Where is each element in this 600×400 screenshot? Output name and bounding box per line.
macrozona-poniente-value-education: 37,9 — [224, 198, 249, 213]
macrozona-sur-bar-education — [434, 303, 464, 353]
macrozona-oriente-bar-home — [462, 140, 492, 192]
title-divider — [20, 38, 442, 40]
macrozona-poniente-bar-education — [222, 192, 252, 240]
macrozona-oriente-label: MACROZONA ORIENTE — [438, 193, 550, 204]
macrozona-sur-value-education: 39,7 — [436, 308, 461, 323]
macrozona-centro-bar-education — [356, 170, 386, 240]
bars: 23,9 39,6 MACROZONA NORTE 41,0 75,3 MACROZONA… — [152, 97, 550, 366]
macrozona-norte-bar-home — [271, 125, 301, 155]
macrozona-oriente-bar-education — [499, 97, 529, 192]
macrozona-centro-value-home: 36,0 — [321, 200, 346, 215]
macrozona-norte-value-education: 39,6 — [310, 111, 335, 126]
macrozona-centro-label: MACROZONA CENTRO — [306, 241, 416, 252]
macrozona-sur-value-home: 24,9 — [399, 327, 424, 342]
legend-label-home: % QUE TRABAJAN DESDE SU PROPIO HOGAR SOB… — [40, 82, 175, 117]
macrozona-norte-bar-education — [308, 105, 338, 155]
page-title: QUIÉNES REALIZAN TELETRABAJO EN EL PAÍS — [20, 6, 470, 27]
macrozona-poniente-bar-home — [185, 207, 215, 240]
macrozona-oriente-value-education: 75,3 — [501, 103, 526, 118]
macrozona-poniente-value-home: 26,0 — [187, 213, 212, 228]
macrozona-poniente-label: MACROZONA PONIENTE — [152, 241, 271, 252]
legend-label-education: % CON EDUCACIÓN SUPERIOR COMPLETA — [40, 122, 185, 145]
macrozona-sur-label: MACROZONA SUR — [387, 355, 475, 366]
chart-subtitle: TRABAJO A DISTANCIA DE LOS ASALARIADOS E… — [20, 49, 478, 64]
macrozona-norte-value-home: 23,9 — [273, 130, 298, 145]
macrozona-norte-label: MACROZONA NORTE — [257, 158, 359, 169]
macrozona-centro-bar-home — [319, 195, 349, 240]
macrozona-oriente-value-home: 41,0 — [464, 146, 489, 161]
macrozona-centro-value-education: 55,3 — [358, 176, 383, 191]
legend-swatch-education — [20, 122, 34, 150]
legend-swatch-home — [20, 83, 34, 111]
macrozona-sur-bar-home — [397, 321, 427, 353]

### Requirement:
Rewrite every entry above as a numbered list, dropping any blank lines.

### Final result:
1. Where is each element in this 600×400 screenshot? Output name and bounding box per line.
2. macrozona-poniente-value-education: 37,9 — [224, 198, 249, 213]
3. macrozona-sur-bar-education — [434, 303, 464, 353]
4. macrozona-oriente-bar-home — [462, 140, 492, 192]
5. title-divider — [20, 38, 442, 40]
6. macrozona-poniente-bar-education — [222, 192, 252, 240]
7. macrozona-oriente-label: MACROZONA ORIENTE — [438, 193, 550, 204]
8. macrozona-sur-value-education: 39,7 — [436, 308, 461, 323]
9. macrozona-centro-bar-education — [356, 170, 386, 240]
10. bars: 23,9 39,6 MACROZONA NORTE 41,0 75,3 MACROZONA… — [152, 97, 550, 366]
11. macrozona-norte-bar-home — [271, 125, 301, 155]
12. macrozona-oriente-bar-education — [499, 97, 529, 192]
13. macrozona-centro-value-home: 36,0 — [321, 200, 346, 215]
14. macrozona-norte-value-education: 39,6 — [310, 111, 335, 126]
15. macrozona-centro-label: MACROZONA CENTRO — [306, 241, 416, 252]
16. macrozona-sur-value-home: 24,9 — [399, 327, 424, 342]
17. legend-label-home: % QUE TRABAJAN DESDE SU PROPIO HOGAR SOB… — [40, 82, 175, 117]
18. macrozona-norte-bar-education — [308, 105, 338, 155]
19. page-title: QUIÉNES REALIZAN TELETRABAJO EN EL PAÍS — [20, 6, 470, 27]
20. macrozona-poniente-bar-home — [185, 207, 215, 240]
21. macrozona-oriente-value-education: 75,3 — [501, 103, 526, 118]
22. macrozona-poniente-value-home: 26,0 — [187, 213, 212, 228]
23. macrozona-poniente-label: MACROZONA PONIENTE — [152, 241, 271, 252]
24. legend-label-education: % CON EDUCACIÓN SUPERIOR COMPLETA — [40, 122, 185, 145]
25. macrozona-sur-label: MACROZONA SUR — [387, 355, 475, 366]
26. chart-subtitle: TRABAJO A DISTANCIA DE LOS ASALARIADOS E… — [20, 49, 478, 64]
27. macrozona-norte-value-home: 23,9 — [273, 130, 298, 145]
28. macrozona-norte-label: MACROZONA NORTE — [257, 158, 359, 169]
29. macrozona-centro-bar-home — [319, 195, 349, 240]
30. macrozona-oriente-value-home: 41,0 — [464, 146, 489, 161]
31. macrozona-centro-value-education: 55,3 — [358, 176, 383, 191]
32. legend-swatch-education — [20, 122, 34, 150]
33. legend-swatch-home — [20, 83, 34, 111]
34. macrozona-sur-bar-home — [397, 321, 427, 353]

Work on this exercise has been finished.